» THE EXERCISE
Copy the listing below word for word, keeping every line and character unchanged.

• • •

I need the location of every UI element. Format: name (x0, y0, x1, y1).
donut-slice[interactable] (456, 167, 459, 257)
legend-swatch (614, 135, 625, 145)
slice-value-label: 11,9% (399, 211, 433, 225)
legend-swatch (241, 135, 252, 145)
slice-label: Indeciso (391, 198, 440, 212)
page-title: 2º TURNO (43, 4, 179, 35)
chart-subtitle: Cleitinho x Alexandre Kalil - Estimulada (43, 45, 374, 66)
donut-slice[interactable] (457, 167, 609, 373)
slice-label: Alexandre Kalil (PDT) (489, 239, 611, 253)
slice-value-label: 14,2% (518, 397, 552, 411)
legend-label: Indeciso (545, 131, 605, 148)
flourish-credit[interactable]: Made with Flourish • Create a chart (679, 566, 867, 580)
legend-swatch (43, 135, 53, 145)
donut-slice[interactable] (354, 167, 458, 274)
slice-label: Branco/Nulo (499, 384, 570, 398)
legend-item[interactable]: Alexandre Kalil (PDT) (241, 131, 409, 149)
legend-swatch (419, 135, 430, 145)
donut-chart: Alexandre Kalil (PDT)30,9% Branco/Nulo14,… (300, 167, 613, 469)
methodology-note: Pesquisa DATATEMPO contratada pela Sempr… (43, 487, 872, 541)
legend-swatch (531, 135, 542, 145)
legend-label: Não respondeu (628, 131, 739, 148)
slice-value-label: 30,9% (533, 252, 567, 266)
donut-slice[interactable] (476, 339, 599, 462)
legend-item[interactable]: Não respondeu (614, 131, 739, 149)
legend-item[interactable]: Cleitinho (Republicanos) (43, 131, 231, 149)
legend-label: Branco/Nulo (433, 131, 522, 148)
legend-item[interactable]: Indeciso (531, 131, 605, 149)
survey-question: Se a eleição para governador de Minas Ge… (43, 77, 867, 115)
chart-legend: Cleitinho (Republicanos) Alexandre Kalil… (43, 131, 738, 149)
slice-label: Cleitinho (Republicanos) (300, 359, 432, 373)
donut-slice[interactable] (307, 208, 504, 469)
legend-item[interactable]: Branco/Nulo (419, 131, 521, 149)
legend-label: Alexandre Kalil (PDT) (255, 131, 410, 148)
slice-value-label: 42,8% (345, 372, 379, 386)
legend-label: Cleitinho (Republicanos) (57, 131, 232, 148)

• • •

» EXERCISE RESPONSE
I need the location of every UI element. Format: name (x0, y0, x1, y1).
donut-slice[interactable] (456, 167, 459, 257)
legend-swatch (614, 135, 625, 145)
slice-value-label: 11,9% (399, 211, 433, 225)
legend-swatch (241, 135, 252, 145)
slice-label: Indeciso (391, 198, 440, 212)
page-title: 2º TURNO (43, 4, 179, 35)
chart-subtitle: Cleitinho x Alexandre Kalil - Estimulada (43, 45, 374, 66)
donut-slice[interactable] (457, 167, 609, 373)
slice-label: Alexandre Kalil (PDT) (489, 239, 611, 253)
slice-value-label: 14,2% (518, 397, 552, 411)
legend-label: Indeciso (545, 131, 605, 148)
flourish-credit[interactable]: Made with Flourish • Create a chart (679, 566, 867, 580)
legend-swatch (43, 135, 53, 145)
donut-slice[interactable] (354, 167, 458, 274)
slice-label: Branco/Nulo (499, 384, 570, 398)
legend-item[interactable]: Alexandre Kalil (PDT) (241, 131, 409, 149)
legend-swatch (419, 135, 430, 145)
donut-chart: Alexandre Kalil (PDT)30,9% Branco/Nulo14,… (300, 167, 613, 469)
methodology-note: Pesquisa DATATEMPO contratada pela Sempr… (43, 487, 872, 541)
legend-swatch (531, 135, 542, 145)
legend-label: Não respondeu (628, 131, 739, 148)
slice-value-label: 30,9% (533, 252, 567, 266)
donut-slice[interactable] (476, 339, 599, 462)
legend-item[interactable]: Não respondeu (614, 131, 739, 149)
legend-item[interactable]: Cleitinho (Republicanos) (43, 131, 231, 149)
legend-label: Branco/Nulo (433, 131, 522, 148)
legend-item[interactable]: Indeciso (531, 131, 605, 149)
survey-question: Se a eleição para governador de Minas Ge… (43, 77, 867, 115)
chart-legend: Cleitinho (Republicanos) Alexandre Kalil… (43, 131, 738, 149)
slice-label: Cleitinho (Republicanos) (300, 359, 432, 373)
donut-slice[interactable] (307, 208, 504, 469)
legend-item[interactable]: Branco/Nulo (419, 131, 521, 149)
legend-label: Alexandre Kalil (PDT) (255, 131, 410, 148)
slice-value-label: 42,8% (345, 372, 379, 386)
legend-label: Cleitinho (Republicanos) (57, 131, 232, 148)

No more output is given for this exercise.